A Compendium of Feedback on the Words in A.Word.A.Day and Other Tidbits about Words and Language

Sponsor’s Message: “Are you as smart as an 8th grader?” The Wiseacre’s Guide to Life is an absolutely FREE e-book that’ll show you how to say words that are bigger than your head, live an il dolce far niente life, and the difference between a quickhatch and a ratel, a hophornbeam and your Mother-in-Law’s tongue. Smarten up, for nothing!

From: Anu Garg (words at wordsmith.org)
Subject: Interesting stories from the Net

The Wondrous Connections Between Mathematics and Literature
The New York Times

Meloni’s Party Looks to Shield Italian Language from Foreign Contamination

A Master Palindromist Spells Out His 40-Year “Love Affair With Reversibility”
[Also see, our own MPM (Massive Palindrome Miner)]

From: Steve Benko (stevebenko1 gmail.com)
Subject: Nemophilist

It surely would be helpful to spread the popularity of this word if some meanings were added:
2. A lover of films about talking fish.
3. A lover of Jules Verne novels.

Steve Benko, New York, New York

From: Judith Fritsch (hnjfritsch gmail.com)

▶ _Recorded data_:
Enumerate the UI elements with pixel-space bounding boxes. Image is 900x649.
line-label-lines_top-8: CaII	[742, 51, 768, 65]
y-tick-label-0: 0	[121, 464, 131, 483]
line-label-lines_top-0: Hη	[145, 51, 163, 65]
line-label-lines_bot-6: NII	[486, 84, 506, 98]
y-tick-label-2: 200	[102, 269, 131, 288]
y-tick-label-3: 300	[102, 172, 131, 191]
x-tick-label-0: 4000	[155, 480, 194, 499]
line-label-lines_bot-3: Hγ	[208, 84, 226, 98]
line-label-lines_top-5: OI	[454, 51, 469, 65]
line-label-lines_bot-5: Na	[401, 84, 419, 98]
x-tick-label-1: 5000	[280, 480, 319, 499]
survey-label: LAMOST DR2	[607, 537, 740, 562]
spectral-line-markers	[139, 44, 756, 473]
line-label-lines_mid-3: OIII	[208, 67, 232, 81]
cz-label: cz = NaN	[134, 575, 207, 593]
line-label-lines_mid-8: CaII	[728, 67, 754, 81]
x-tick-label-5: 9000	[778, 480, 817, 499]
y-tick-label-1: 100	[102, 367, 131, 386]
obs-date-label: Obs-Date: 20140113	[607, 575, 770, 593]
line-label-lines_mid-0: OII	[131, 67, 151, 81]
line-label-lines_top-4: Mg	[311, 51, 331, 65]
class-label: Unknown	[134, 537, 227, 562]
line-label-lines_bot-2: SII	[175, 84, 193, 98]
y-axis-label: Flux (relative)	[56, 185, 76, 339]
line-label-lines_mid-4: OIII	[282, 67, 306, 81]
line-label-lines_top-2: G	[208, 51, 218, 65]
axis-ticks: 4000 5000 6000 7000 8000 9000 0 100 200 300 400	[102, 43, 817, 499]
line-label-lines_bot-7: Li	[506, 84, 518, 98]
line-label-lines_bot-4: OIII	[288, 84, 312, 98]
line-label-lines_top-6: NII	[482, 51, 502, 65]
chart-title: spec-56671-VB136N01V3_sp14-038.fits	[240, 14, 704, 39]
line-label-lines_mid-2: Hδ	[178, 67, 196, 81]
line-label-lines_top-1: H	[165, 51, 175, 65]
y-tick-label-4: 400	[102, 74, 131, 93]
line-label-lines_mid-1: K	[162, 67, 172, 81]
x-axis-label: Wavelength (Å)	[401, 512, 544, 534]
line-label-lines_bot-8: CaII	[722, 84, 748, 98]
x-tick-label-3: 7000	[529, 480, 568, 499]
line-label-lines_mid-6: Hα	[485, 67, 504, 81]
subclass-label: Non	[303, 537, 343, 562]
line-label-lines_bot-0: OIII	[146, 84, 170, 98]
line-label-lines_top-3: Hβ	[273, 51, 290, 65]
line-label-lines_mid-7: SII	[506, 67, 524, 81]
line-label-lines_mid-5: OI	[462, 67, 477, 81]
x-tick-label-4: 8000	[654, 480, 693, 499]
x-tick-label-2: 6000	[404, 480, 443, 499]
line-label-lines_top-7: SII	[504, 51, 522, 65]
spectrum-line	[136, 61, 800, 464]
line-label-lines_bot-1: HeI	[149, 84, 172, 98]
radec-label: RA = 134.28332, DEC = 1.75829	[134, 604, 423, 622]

▶ _Brief 1_: Write out the passage of the feedback compendium from "[Also see, our" up to and including "Jules Verne novels.".
▶ _Brief 2_:
Answer these questions about the feedback compendium, one per line:
(a) Which newspaper is named beneath "The Wondrous Connections Between Mathematics and Literature"?
(b) What does the abbreviation MPM stand for?
(c) What city and state follow Steve Benko's name at the end of his message?
The entries aren't needed for what follows.

▶ _Written response 1_:
[Also see, our own MPM (Massive Palindrome Miner)]

From: Steve Benko (stevebenko1 gmail.com)
Subject: Nemophilist

It surely would be helpful to spread the popularity of this word if some meanings were added:
2. A lover of films about talking fish.
3. A lover of Jules Verne novels.

▶ _Written response 2_:
(a) The New York Times
(b) Massive Palindrome Miner
(c) New York, New York